__PASSAGE SHOWN__
# 300/2.8 rear drop-in holder for 52 mm screw availability/discontinued?



## Zeidora (Oct 29, 2016)

I'm looking for the rear drop-in filter holder for 52 mm screw-in filters for the 300/2.8 (same as for several other big whites), but it is out of stock everywhere, and it is not even listed on the Canon website. 

Is this a short term backlog, or has this been discontinued? I'm about to get my 5D2 converted to full spectrum, and wonder whether I should even order the 52 mm IR filters. 

I don't think there are alternatives. I don't think there are IR gel filters, and reversibly modifying the pol drop-in does not sound straight forward either.


----------



## neuroanatomist (Oct 29, 2016)

I can't imagine it would be discontinued. But, it's likely they make them in occasional batches, so they sell out until another production run. 

There are gelatin IR filters, a 3x3" Lee 87C IR filter is only $16 at B&H, and can easily be cut to fit the gel holder that came with your lens.


----------



## Zeidora (Oct 29, 2016)

Thanks neuro. Hadn't thought about Lee, but they make a pretty broad range of IR filters, at about 1/3 of the price of a glass one. May give that a whorl instead. It's not a heavy use application, just for fun and games. Interesting to note that Lee is cheaper than Kodak. Kodak Wratten gels are about as much as 52 mm glass! Who'd thought?


----------



## Deleted member 91053 (Oct 31, 2016)

They seem to be available here in the UK:

http://www.wexphotographic.com/buy-canon-52mm-drop-in-screw-filter-holder-ii/p1526405

http://www.wexphotographic.com/buy-canon-52mm-drop-in-gelatin-filter-holder-ii/p1526404

I believe they post overseas.


----------



## Mt Spokane Photography (Oct 31, 2016)

I've seen a number of posts over the years from people looking for them. They seem to come and go as far as stock.

__TASK OBJECTIVE__
Summarize the thread above about the 300/2.8 rear drop-in filter holder in two sentences.

__DATASET CONTENT__
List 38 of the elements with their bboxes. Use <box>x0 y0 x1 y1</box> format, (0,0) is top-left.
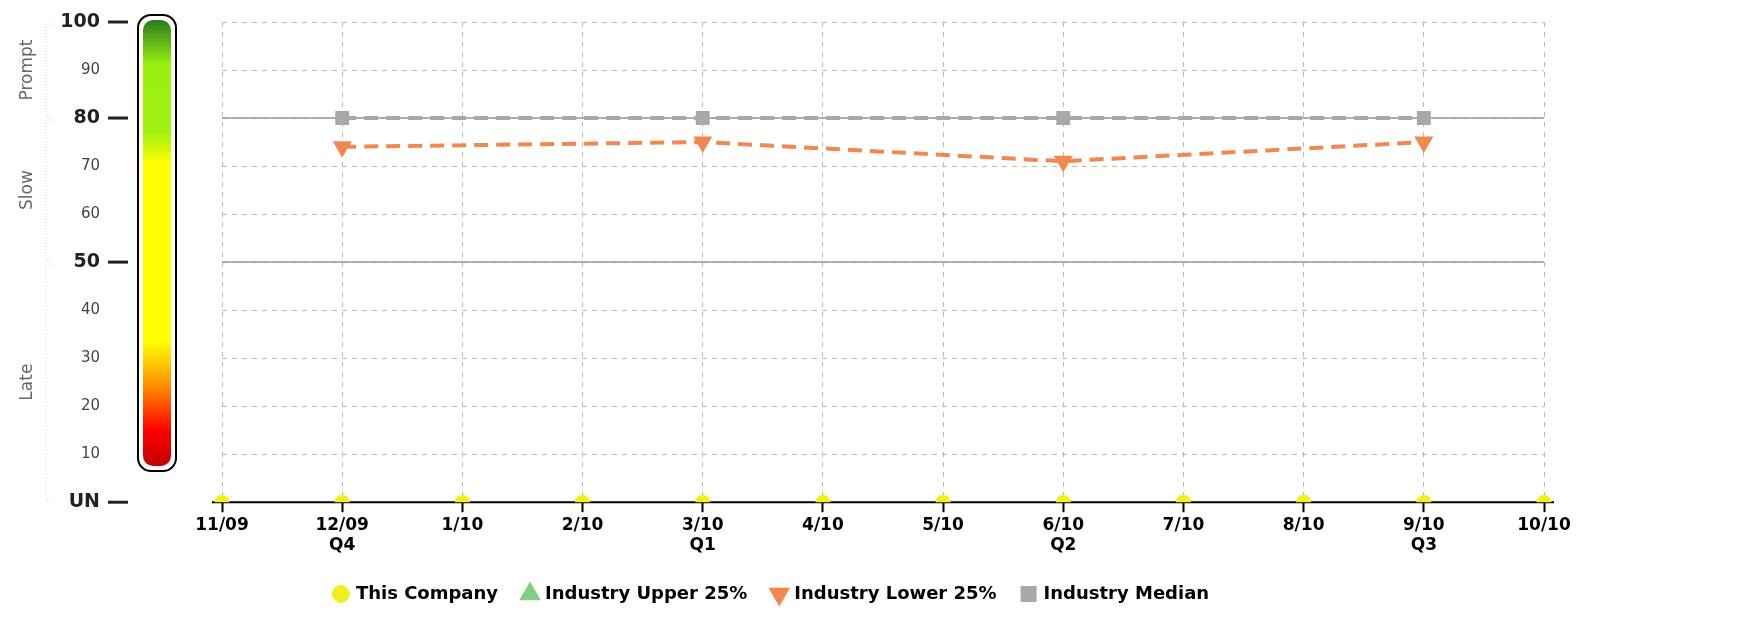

__SOLUTION FOR THIS TASK__
A user about to have a 5D2 converted to full spectrum could not find the rear drop-in holder for 52 mm screw-in filters for the 300/2.8 in stock anywhere or listed on Canon's website, and asked whether it had been discontinued or was only backlogged. Replies suggested Canon likely makes the holders in occasional batches so stock comes and goes, proposed cutting an inexpensive Lee 87C gelatin IR filter to fit the lens's gel holder instead, and pointed to UK availability at Wex Photographic.